# Working data start

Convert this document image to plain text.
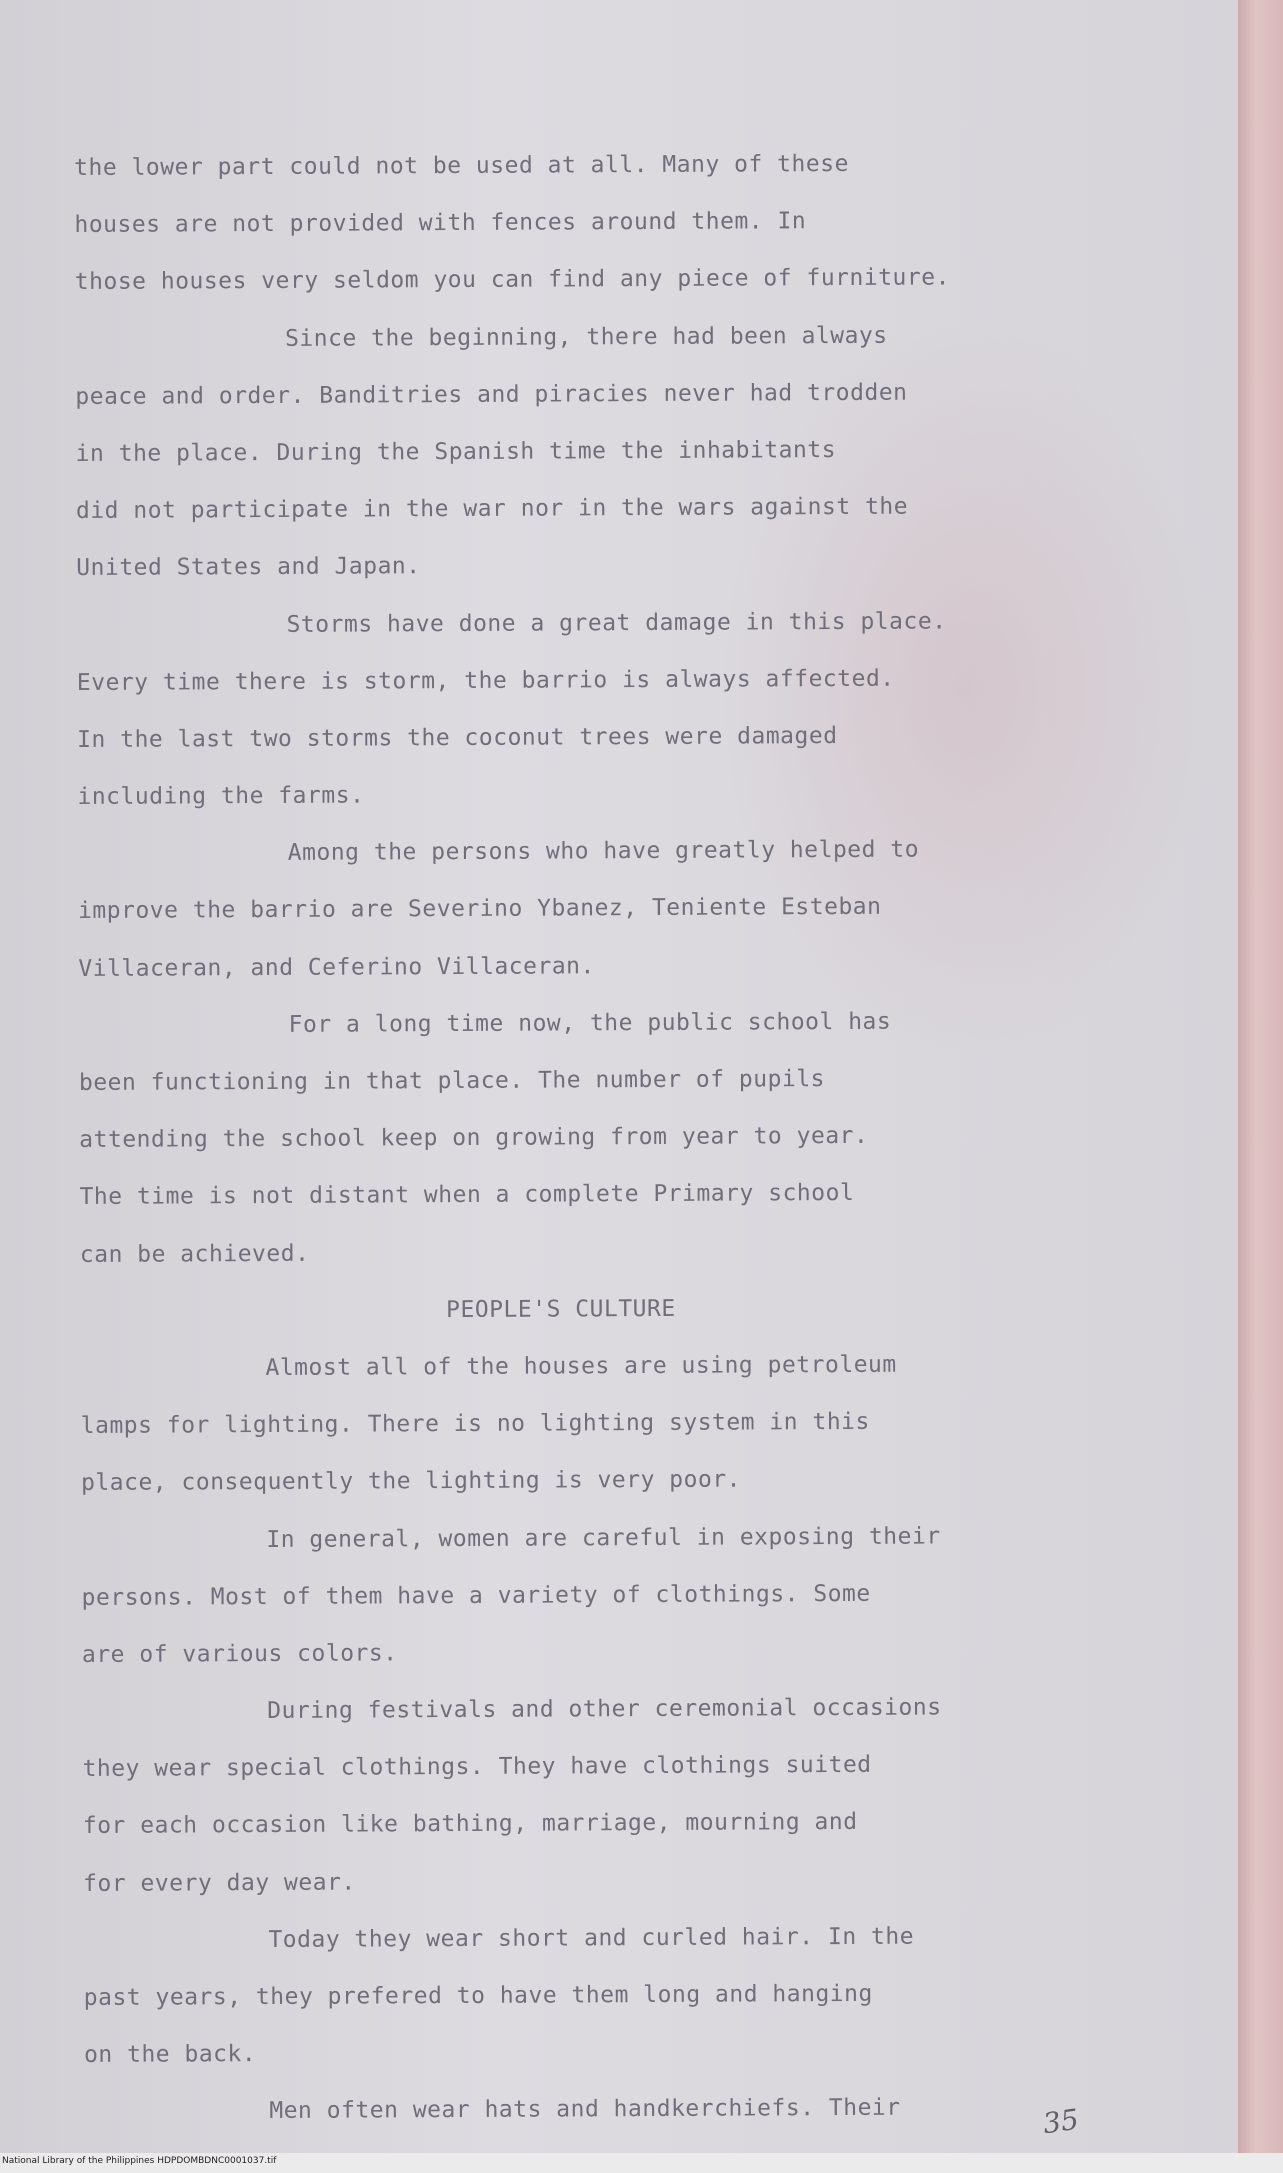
the lower part could not be used at all. Many of these
houses are not provided with fences around them. In
those houses very seldom you can find any piece of furniture.
Since the beginning, there had been always
peace and order. Banditries and piracies never had trodden
in the place. During the Spanish time the inhabitants
did not participate in the war nor in the wars against the
United States and Japan.
Storms have done a great damage in this place.
Every time there is storm, the barrio is always affected.
In the last two storms the coconut trees were damaged
including the farms.
Among the persons who have greatly helped to
improve the barrio are Severino Ybanez, Teniente Esteban
Villaceran, and Ceferino Villaceran.
For a long time now, the public school has
been functioning in that place. The number of pupils
attending the school keep on growing from year to year.
The time is not distant when a complete Primary school
can be achieved.
PEOPLE'S CULTURE
Almost all of the houses are using petroleum
lamps for lighting. There is no lighting system in this
place, consequently the lighting is very poor.
In general, women are careful in exposing their
persons. Most of them have a variety of clothings. Some
are of various colors.
During festivals and other ceremonial occasions
they wear special clothings. They have clothings suited
for each occasion like bathing, marriage, mourning and
for every day wear.
Today they wear short and curled hair. In the
past years, they prefered to have them long and hanging
on the back.
Men often wear hats and handkerchiefs. Their	35
National Library of the Philippines HDPDOMBDNC0001037.tif
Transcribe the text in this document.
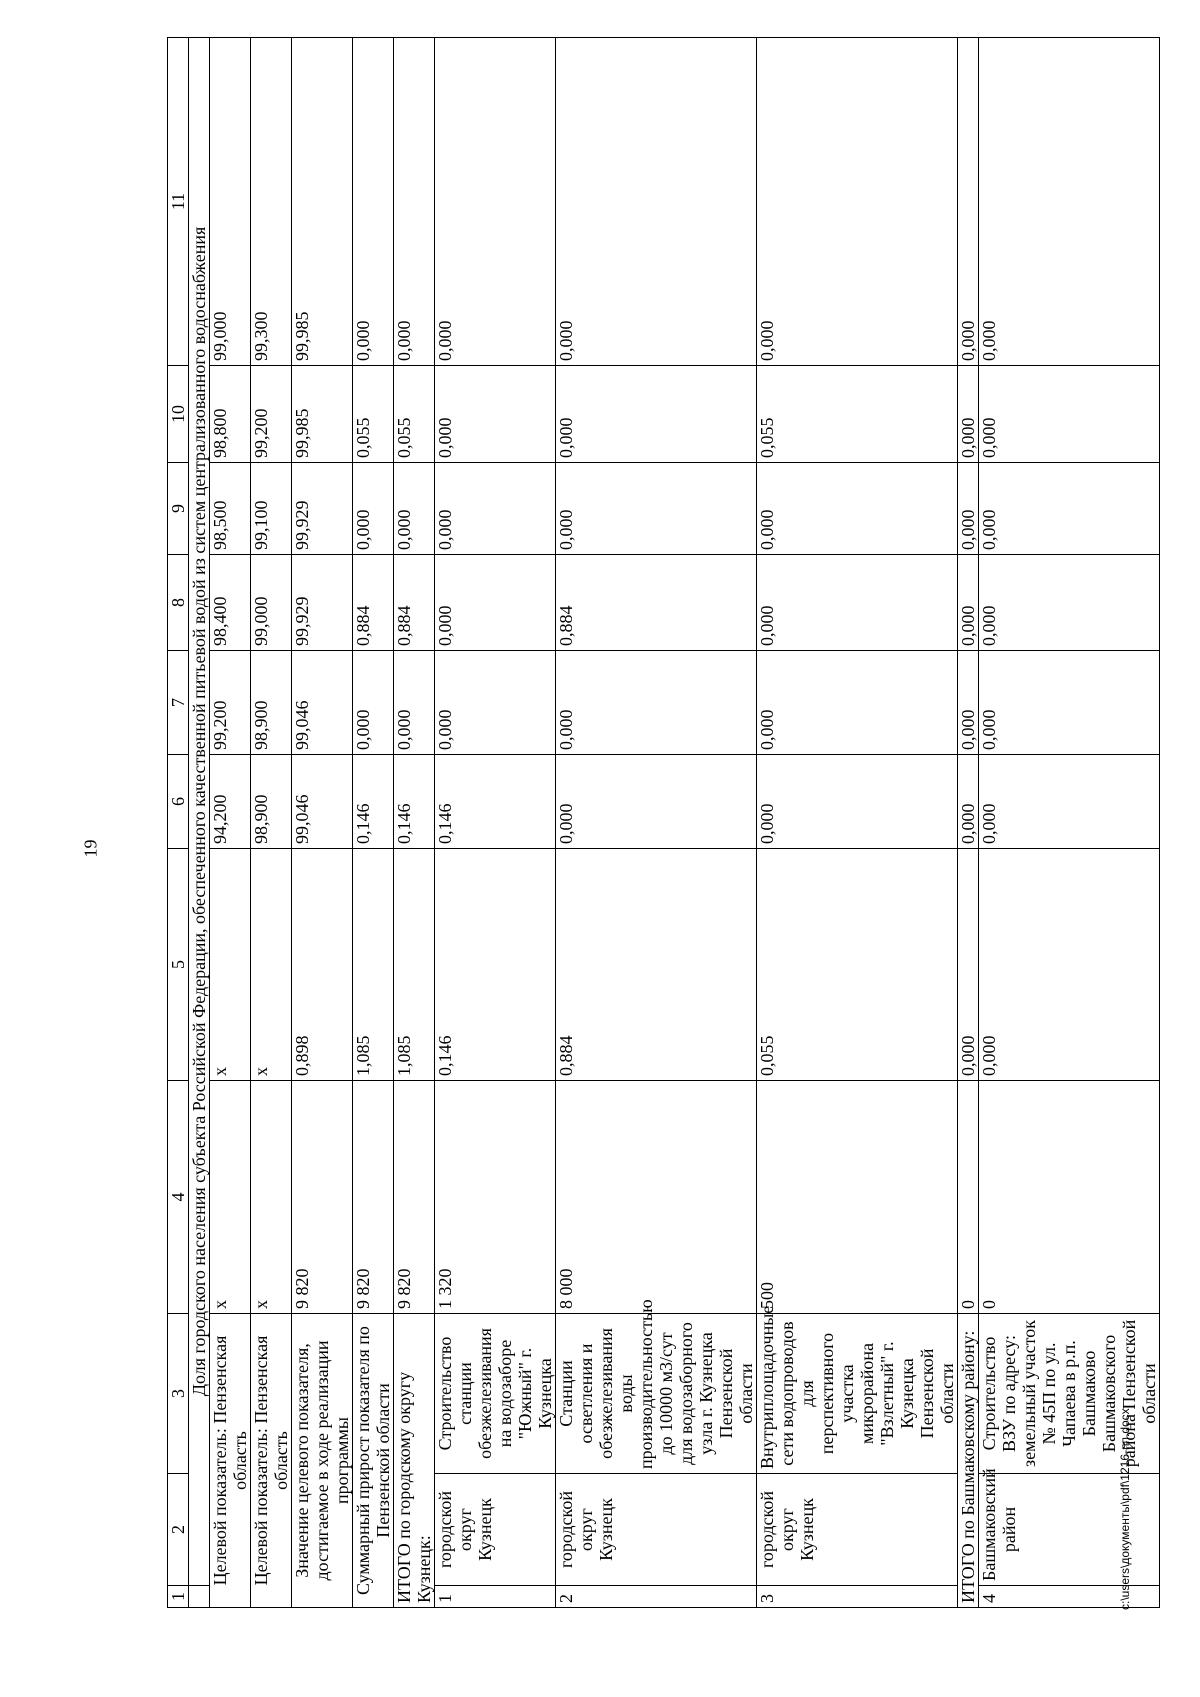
19
1	2	3	4	5	6	7	8	9	10	11
	Доля городского населения субъекта Российской Федерации, обеспеченного качественной питьевой водой из систем централизованного водоснабжения									
Целевой показатель: Пензенская область			х	х	94,200	99,200	98,400	98,500	98,800	99,000
Целевой показатель: Пензенская область			х	х	98,900	98,900	99,000	99,100	99,200	99,300
Значение целевого показателя, достигаемое в ходе реализации программы			9 820	0,898	99,046	99,046	99,929	99,929	99,985	99,985
Суммарный прирост показателя по Пензенской области			9 820	1,085	0,146	0,000	0,884	0,000	0,055	0,000
ИТОГО по городскому округу Кузнецк:			9 820	1,085	0,146	0,000	0,884	0,000	0,055	0,000
1	городской округ Кузнецк	Строительство станции обезжелезивания на водозаборе "Южный" г. Кузнецка	1 320	0,146	0,146	0,000	0,000	0,000	0,000	0,000
2	городской округ Кузнецк	Станции осветления и обезжелезивания воды производительностью до 10000 м3/сут для водозаборного узла г. Кузнецка Пензенской области	8 000	0,884	0,000	0,000	0,884	0,000	0,000	0,000
3	городской округ Кузнецк	Внутриплощадочные сети водопроводов для перспективного участка микрорайона "Взлетный" г. Кузнецка Пензенской области	500	0,055	0,000	0,000	0,000	0,000	0,055	0,000
ИТОГО по Башмаковскому району:			0	0,000	0,000	0,000	0,000	0,000	0,000	0,000
4	Башмаковский район	Строительство ВЗУ по адресу: земельный участок № 45П по ул. Чапаева в р.п. Башмаково Башмаковского района Пензенской области	0	0,000	0,000	0,000	0,000	0,000	0,000	0,000
c:\users\документы\pdf\1216-пп.docx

# Working data end

Instructions for the task ::
Transcribe every record above exactly, leaving out the pictures.

In response ::
Convert this document image to plain text.
the lower part could not be used at all. Many of these
houses are not provided with fences around them. In
those houses very seldom you can find any piece of furniture.
Since the beginning, there had been always
peace and order. Banditries and piracies never had trodden
in the place. During the Spanish time the inhabitants
did not participate in the war nor in the wars against the
United States and Japan.
Storms have done a great damage in this place.
Every time there is storm, the barrio is always affected.
In the last two storms the coconut trees were damaged
including the farms.
Among the persons who have greatly helped to
improve the barrio are Severino Ybanez, Teniente Esteban
Villaceran, and Ceferino Villaceran.
For a long time now, the public school has
been functioning in that place. The number of pupils
attending the school keep on growing from year to year.
The time is not distant when a complete Primary school
can be achieved.
PEOPLE'S CULTURE
Almost all of the houses are using petroleum
lamps for lighting. There is no lighting system in this
place, consequently the lighting is very poor.
In general, women are careful in exposing their
persons. Most of them have a variety of clothings. Some
are of various colors.
During festivals and other ceremonial occasions
they wear special clothings. They have clothings suited
for each occasion like bathing, marriage, mourning and
for every day wear.
Today they wear short and curled hair. In the
past years, they prefered to have them long and hanging
on the back.
Men often wear hats and handkerchiefs. Their	35
National Library of the Philippines HDPDOMBDNC0001037.tif
Transcribe the text in this document.
19
1	2	3	4	5	6	7	8	9	10	11
	Доля городского населения субъекта Российской Федерации, обеспеченного качественной питьевой водой из систем централизованного водоснабжения									
Целевой показатель: Пензенская область			х	х	94,200	99,200	98,400	98,500	98,800	99,000
Целевой показатель: Пензенская область			х	х	98,900	98,900	99,000	99,100	99,200	99,300
Значение целевого показателя, достигаемое в ходе реализации программы			9 820	0,898	99,046	99,046	99,929	99,929	99,985	99,985
Суммарный прирост показателя по Пензенской области			9 820	1,085	0,146	0,000	0,884	0,000	0,055	0,000
ИТОГО по городскому округу Кузнецк:			9 820	1,085	0,146	0,000	0,884	0,000	0,055	0,000
1	городской округ Кузнецк	Строительство станции обезжелезивания на водозаборе "Южный" г. Кузнецка	1 320	0,146	0,146	0,000	0,000	0,000	0,000	0,000
2	городской округ Кузнецк	Станции осветления и обезжелезивания воды производительностью до 10000 м3/сут для водозаборного узла г. Кузнецка Пензенской области	8 000	0,884	0,000	0,000	0,884	0,000	0,000	0,000
3	городской округ Кузнецк	Внутриплощадочные сети водопроводов для перспективного участка микрорайона "Взлетный" г. Кузнецка Пензенской области	500	0,055	0,000	0,000	0,000	0,000	0,055	0,000
ИТОГО по Башмаковскому району:			0	0,000	0,000	0,000	0,000	0,000	0,000	0,000
4	Башмаковский район	Строительство ВЗУ по адресу: земельный участок № 45П по ул. Чапаева в р.п. Башмаково Башмаковского района Пензенской области	0	0,000	0,000	0,000	0,000	0,000	0,000	0,000
c:\users\документы\pdf\1216-пп.docx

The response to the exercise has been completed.